#### SET EXERCISE:
Please put the rows from the line with "Localize all elements." through the end of the rows into a two-column CSV headed "prompt" and "response," with one line per row holding its text and its answer, each in a single quoted field with line breaks changed to spaces. Leave the pictures out.

#### STORED DATA:
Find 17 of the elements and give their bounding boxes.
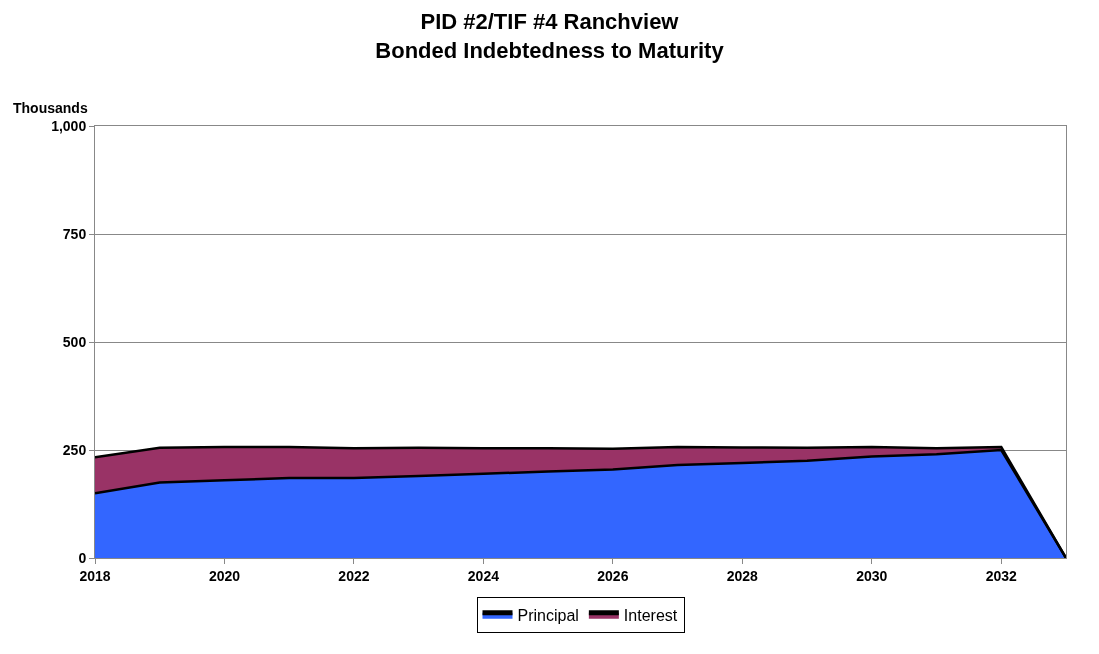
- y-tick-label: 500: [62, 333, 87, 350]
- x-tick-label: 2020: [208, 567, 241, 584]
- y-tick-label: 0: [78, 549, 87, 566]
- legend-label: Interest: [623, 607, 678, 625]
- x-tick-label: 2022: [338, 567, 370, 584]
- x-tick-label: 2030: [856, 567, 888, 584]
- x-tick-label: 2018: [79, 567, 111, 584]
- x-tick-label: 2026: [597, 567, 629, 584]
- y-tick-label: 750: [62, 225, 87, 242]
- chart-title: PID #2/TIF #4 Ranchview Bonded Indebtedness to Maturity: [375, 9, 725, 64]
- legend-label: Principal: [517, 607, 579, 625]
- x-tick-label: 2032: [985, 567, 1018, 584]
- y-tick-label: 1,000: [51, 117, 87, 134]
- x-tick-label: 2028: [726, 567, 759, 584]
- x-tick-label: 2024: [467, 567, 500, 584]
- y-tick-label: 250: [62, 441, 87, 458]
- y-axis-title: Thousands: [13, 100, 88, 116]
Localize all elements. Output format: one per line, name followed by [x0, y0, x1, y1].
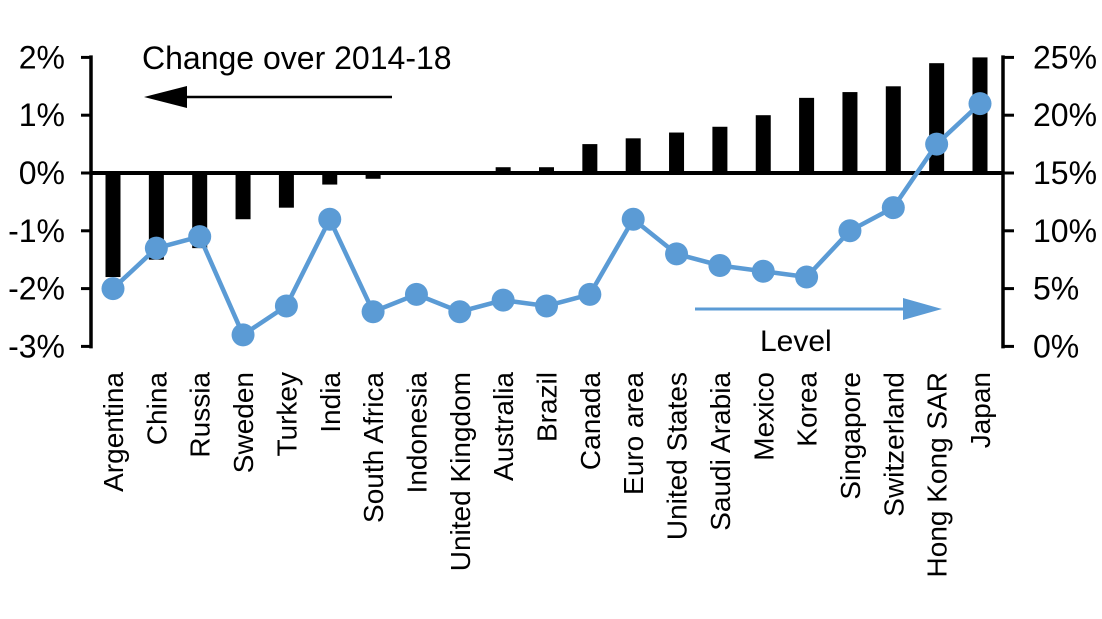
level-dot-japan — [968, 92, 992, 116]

#### FULL ANSWER:
prompt,response
"Localize all elements. Output format: one per line, name followed by [x0, y0, x1, y1].","level-dot-japan — [968, 92, 992, 116]"